start Entries shown
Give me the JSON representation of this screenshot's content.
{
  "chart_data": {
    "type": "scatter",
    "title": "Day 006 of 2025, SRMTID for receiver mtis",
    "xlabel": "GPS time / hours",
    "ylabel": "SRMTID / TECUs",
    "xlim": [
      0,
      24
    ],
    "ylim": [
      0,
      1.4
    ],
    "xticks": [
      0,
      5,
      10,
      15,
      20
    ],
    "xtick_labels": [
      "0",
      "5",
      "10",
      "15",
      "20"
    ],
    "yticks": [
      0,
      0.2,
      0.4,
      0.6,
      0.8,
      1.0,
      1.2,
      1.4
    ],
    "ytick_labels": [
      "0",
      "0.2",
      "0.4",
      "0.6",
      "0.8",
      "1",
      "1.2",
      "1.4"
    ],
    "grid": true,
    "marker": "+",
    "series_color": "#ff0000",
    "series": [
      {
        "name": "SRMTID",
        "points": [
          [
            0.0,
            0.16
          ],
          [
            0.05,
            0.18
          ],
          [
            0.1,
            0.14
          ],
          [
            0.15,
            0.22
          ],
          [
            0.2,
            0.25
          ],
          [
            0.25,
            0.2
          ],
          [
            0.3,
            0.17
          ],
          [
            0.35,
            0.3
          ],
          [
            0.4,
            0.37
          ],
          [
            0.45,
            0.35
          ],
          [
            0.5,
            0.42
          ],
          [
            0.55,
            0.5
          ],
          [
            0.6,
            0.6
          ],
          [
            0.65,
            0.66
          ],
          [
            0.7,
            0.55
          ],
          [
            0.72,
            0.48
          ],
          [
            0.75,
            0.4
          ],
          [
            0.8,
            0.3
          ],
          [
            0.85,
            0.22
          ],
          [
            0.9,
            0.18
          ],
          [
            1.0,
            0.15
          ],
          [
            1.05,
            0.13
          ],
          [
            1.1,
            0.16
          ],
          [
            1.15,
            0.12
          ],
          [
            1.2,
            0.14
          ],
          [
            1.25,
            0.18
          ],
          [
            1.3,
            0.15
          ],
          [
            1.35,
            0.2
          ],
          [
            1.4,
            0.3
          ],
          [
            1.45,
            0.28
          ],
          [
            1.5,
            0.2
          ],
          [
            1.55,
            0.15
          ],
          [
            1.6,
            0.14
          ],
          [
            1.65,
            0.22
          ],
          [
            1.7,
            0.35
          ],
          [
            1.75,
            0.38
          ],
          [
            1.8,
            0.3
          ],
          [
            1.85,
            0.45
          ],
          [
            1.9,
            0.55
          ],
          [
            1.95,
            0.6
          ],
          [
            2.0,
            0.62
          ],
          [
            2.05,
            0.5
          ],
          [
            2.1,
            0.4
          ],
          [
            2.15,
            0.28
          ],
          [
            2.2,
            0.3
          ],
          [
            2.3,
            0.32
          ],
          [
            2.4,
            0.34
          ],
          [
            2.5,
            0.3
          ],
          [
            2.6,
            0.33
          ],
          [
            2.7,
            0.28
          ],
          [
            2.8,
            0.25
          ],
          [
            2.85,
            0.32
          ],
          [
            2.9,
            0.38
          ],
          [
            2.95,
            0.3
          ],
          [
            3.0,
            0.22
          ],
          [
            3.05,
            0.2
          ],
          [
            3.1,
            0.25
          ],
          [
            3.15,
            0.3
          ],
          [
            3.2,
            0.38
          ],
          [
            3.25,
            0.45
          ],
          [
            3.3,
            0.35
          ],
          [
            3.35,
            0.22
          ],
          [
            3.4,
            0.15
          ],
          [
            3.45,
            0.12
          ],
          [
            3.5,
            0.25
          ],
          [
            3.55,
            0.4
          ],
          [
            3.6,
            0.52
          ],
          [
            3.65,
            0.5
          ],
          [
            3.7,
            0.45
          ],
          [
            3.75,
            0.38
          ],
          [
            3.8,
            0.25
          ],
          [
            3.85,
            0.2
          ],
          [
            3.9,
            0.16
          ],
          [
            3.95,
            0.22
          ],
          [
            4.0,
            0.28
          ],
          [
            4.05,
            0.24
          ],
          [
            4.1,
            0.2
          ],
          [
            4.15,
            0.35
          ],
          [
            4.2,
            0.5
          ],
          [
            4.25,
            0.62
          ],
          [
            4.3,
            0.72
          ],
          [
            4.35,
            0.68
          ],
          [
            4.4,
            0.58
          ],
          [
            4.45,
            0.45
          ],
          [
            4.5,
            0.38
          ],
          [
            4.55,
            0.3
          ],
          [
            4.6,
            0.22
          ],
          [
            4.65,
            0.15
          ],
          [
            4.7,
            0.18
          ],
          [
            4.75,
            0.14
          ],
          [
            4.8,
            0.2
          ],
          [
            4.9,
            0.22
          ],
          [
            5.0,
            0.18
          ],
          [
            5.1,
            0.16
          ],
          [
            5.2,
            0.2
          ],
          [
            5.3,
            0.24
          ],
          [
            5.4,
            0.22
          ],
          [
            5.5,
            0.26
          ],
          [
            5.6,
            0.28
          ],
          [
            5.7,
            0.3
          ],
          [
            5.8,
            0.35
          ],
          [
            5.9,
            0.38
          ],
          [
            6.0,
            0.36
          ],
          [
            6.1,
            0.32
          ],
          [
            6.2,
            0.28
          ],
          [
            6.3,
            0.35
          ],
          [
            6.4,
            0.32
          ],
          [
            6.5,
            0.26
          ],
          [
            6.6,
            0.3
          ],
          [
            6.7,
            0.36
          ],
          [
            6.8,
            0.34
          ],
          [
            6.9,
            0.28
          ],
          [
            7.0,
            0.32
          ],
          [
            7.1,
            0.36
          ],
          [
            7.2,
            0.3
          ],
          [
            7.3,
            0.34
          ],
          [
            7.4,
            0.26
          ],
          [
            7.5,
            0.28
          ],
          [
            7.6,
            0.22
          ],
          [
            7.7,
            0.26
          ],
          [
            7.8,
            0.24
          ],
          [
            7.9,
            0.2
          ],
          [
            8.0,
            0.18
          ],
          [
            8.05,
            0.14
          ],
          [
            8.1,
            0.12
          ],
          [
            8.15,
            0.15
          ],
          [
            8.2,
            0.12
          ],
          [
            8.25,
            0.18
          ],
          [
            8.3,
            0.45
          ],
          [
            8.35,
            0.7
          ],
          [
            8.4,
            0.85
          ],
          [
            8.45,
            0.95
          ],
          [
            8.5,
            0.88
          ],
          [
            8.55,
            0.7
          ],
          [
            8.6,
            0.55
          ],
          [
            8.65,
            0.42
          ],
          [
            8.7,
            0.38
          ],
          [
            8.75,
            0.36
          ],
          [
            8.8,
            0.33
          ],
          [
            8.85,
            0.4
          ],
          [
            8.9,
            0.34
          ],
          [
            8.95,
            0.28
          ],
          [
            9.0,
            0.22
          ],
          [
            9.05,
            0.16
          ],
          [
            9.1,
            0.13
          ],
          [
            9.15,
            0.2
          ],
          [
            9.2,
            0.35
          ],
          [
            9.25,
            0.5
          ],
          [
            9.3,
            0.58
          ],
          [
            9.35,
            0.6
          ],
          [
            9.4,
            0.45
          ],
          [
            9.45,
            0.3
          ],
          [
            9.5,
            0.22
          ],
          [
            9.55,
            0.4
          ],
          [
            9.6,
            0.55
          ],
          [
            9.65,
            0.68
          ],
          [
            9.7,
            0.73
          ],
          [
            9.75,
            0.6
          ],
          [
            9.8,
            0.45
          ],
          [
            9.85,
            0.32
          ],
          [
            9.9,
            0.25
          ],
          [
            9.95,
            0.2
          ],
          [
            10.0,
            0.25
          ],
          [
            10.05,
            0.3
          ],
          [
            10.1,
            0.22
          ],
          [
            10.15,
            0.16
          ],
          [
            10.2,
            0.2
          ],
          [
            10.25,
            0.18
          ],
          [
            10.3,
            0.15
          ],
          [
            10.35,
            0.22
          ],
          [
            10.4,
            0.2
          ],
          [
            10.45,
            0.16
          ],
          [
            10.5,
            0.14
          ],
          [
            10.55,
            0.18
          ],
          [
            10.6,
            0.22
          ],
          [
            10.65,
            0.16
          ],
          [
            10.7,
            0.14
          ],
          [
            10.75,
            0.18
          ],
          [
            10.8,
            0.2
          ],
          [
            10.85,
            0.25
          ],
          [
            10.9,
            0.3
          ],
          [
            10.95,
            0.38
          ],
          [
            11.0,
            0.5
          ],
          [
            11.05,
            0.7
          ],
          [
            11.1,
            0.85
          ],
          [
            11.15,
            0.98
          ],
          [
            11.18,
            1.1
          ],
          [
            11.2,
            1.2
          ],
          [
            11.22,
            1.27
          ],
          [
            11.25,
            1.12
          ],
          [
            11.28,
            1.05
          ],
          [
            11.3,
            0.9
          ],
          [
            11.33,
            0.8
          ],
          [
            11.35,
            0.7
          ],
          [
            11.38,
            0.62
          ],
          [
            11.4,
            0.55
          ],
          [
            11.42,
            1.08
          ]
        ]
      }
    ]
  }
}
end Entries shown
Identify each line in the records above containing the word "SRMTID"; copy those lines.

    "title": "Day 006 of 2025, SRMTID for receiver mtis",
    "ylabel": "SRMTID / TECUs",
        "name": "SRMTID",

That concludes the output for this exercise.